Stated goal:
Find the word "name" in the records below. List each line containing it.

Data records:
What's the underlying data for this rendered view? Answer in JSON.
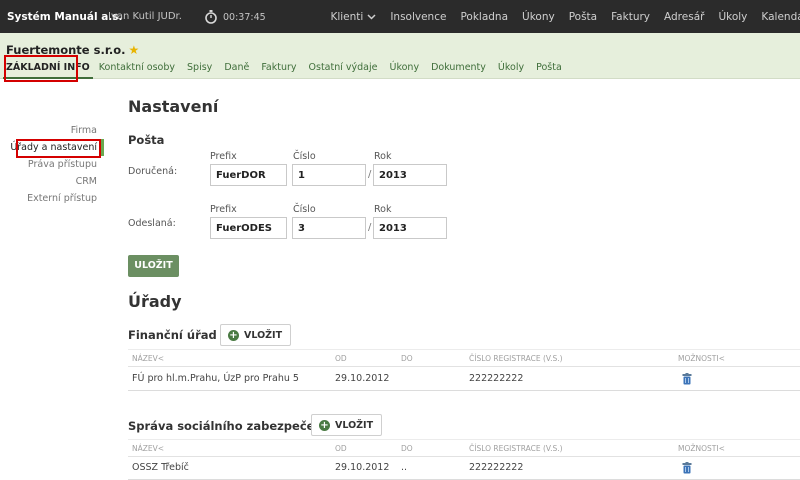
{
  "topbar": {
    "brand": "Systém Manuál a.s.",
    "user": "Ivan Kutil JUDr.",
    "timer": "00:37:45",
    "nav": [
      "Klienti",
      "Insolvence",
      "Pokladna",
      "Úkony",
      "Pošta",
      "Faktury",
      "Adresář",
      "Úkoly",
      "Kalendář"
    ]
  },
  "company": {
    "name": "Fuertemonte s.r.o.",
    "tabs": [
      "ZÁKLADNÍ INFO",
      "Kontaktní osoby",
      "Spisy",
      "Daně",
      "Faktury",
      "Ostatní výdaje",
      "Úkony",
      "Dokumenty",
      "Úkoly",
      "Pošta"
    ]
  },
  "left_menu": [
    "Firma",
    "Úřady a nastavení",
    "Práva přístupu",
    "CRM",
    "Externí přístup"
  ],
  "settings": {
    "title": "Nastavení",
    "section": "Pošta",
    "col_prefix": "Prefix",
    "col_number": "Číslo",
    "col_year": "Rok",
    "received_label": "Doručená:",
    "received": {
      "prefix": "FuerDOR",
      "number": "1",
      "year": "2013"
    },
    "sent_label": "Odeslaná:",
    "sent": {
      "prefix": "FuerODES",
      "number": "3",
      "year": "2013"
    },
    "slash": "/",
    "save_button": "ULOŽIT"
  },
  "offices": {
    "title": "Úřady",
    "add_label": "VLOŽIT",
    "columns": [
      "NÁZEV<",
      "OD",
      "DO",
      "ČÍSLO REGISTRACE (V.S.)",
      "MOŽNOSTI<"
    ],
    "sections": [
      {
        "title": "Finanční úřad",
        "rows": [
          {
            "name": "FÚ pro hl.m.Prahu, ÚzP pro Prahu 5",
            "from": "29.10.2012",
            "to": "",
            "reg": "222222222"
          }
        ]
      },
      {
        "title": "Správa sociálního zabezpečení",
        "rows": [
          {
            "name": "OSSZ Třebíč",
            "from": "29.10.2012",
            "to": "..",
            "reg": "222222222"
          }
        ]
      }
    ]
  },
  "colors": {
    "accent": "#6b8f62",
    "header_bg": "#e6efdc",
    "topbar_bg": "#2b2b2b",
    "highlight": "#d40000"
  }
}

Completed exercise:
    "name": "Fuertemonte s.r.o.",
            "name": "FÚ pro hl.m.Prahu, ÚzP pro Prahu 5",
            "name": "OSSZ Třebíč",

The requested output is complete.